Lines that contain the string "vita" are to be copied; leave out all others.

[Data entries]
** Start **

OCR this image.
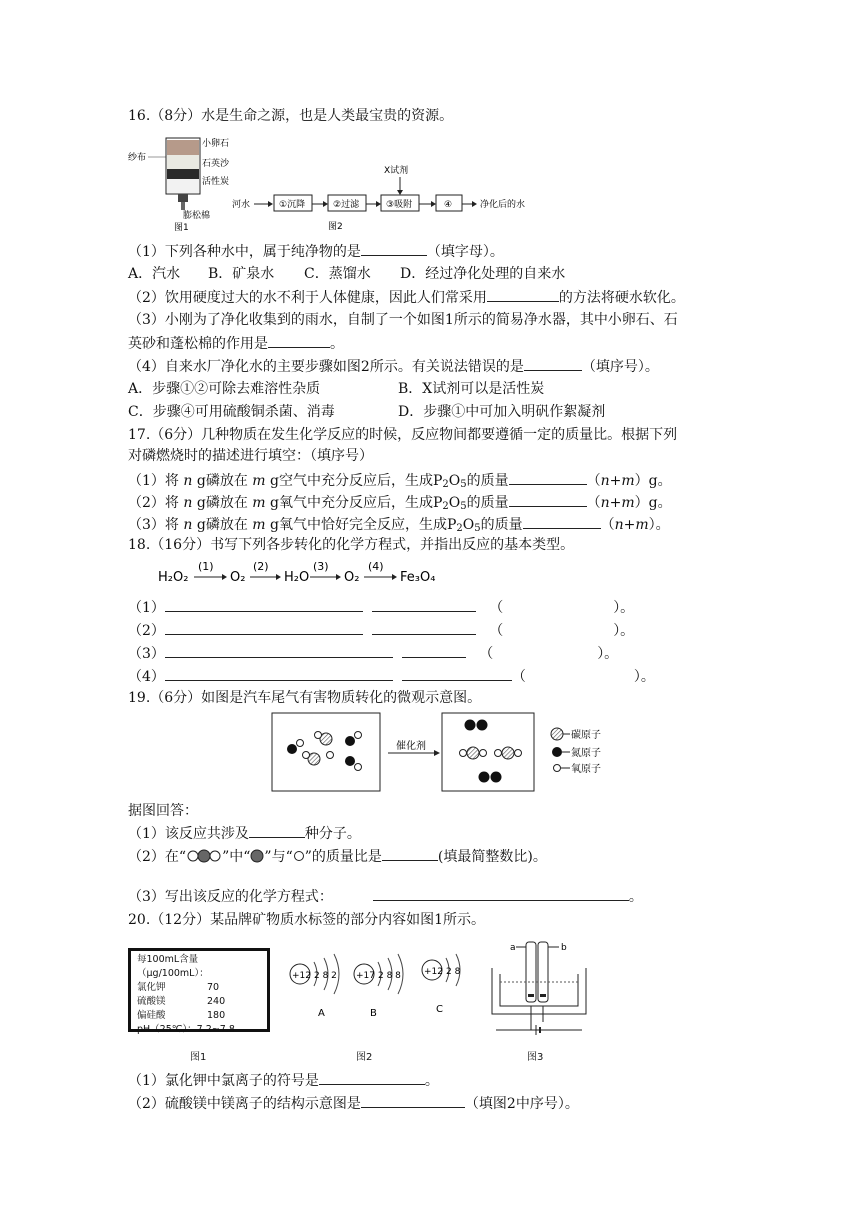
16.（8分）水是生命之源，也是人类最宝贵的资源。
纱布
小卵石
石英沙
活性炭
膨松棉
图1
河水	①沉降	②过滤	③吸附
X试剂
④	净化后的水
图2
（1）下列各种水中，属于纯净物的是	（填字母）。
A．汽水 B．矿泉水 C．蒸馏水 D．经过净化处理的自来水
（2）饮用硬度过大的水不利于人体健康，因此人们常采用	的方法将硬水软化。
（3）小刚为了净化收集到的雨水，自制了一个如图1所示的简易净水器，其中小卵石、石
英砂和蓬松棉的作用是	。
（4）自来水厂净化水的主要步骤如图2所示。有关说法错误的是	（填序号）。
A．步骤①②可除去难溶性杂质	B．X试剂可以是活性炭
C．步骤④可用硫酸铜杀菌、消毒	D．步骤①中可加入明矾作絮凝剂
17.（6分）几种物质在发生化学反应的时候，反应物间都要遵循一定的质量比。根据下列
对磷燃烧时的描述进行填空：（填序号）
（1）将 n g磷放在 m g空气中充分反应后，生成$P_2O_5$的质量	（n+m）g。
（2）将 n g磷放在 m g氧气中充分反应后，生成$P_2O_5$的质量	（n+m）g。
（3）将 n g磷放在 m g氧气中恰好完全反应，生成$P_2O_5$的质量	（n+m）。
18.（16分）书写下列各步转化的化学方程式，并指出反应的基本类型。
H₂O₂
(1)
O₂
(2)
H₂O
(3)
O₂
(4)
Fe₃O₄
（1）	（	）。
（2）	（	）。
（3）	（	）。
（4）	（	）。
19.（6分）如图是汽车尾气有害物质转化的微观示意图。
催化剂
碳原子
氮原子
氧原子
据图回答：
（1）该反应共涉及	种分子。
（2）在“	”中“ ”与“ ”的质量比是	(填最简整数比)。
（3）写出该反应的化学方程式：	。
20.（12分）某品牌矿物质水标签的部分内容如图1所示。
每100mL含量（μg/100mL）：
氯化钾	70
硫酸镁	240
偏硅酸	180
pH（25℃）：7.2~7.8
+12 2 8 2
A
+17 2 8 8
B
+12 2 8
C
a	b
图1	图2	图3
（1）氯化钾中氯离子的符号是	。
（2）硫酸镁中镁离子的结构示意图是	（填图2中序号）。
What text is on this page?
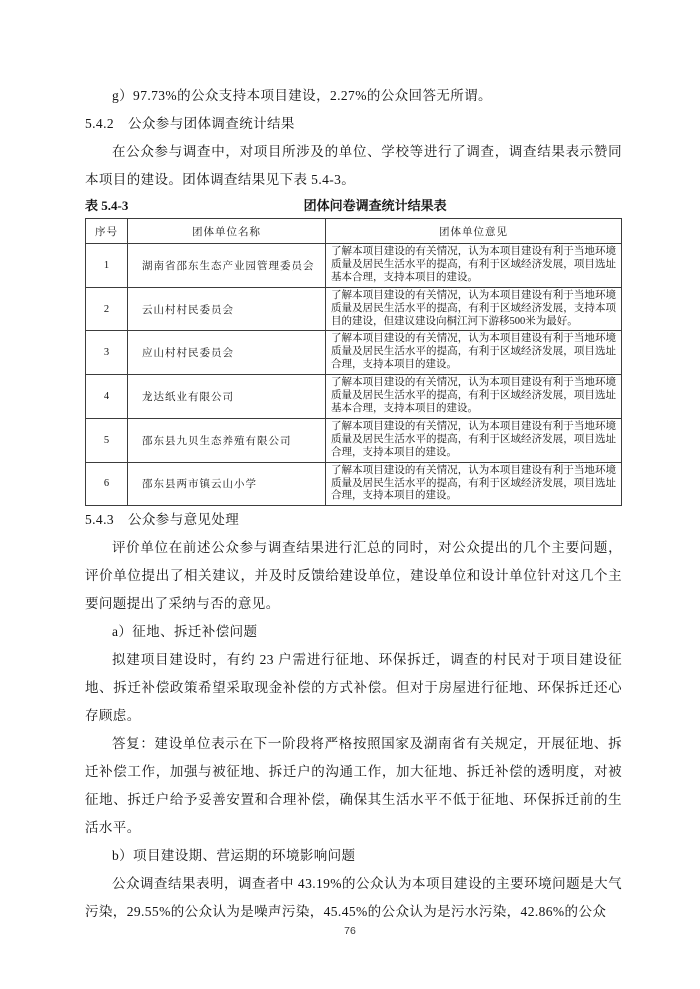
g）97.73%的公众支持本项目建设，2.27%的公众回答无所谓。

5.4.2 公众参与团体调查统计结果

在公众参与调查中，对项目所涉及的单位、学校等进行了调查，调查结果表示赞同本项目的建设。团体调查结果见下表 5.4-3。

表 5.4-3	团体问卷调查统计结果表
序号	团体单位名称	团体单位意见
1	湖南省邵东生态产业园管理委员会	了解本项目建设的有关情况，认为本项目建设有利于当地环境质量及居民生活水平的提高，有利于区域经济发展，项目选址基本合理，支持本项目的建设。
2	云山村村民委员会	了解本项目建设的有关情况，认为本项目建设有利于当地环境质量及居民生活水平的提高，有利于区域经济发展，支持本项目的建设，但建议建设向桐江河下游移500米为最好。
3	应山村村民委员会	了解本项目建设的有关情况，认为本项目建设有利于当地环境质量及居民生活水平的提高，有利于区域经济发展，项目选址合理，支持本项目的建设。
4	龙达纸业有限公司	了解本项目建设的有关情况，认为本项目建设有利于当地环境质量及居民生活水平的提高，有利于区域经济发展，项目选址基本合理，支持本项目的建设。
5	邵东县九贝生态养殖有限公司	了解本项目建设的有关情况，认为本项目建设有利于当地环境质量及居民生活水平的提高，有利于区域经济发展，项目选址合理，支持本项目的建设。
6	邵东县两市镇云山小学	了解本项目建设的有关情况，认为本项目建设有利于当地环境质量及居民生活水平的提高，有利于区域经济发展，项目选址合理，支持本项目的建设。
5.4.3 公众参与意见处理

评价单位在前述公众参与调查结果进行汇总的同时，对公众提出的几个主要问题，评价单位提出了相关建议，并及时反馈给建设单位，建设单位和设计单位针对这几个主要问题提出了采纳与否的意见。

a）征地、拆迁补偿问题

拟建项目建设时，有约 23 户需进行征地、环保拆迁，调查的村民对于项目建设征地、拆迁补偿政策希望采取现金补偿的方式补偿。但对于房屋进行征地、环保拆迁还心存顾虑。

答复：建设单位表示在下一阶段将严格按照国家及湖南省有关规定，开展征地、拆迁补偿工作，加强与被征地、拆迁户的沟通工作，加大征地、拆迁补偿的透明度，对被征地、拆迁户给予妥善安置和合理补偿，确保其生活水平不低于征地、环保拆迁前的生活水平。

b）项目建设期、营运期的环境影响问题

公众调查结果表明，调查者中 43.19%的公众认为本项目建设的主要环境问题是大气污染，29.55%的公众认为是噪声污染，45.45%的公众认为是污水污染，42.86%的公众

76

** End **
** Start **

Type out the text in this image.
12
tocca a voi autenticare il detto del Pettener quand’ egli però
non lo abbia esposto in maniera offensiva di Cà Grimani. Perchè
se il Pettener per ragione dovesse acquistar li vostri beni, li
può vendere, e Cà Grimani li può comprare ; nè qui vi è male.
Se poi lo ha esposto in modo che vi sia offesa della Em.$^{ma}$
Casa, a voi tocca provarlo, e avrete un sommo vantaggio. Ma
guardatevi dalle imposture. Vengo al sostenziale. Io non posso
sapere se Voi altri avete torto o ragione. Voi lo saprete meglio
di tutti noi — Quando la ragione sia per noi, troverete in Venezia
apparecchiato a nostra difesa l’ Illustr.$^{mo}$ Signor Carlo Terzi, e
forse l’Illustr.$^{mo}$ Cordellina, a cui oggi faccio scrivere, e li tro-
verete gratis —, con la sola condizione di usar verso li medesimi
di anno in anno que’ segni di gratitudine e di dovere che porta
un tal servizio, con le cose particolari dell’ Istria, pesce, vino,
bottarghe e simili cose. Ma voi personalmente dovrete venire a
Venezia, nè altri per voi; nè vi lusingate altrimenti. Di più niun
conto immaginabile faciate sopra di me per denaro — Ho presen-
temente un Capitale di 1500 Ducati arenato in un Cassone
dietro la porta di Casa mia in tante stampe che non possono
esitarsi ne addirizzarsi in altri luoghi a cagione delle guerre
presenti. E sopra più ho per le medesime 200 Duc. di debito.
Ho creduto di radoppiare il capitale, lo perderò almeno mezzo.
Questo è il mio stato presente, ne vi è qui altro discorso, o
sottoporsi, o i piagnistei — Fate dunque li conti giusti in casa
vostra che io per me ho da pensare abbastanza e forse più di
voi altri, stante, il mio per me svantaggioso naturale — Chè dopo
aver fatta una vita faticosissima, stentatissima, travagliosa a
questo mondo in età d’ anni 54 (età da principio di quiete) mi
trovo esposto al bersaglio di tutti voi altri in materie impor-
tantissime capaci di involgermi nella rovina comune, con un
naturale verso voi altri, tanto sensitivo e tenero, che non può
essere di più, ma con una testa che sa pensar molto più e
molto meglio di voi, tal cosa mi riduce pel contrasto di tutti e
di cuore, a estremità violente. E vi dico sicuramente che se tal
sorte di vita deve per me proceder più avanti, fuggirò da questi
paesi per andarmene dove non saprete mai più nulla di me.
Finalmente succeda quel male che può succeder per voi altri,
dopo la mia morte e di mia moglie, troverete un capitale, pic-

** End **

- _Result of this task_:
aver fatta una vita faticosissima, stentatissima, travagliosa a
sorte di vita deve per me proceder più avanti, fuggirò da questi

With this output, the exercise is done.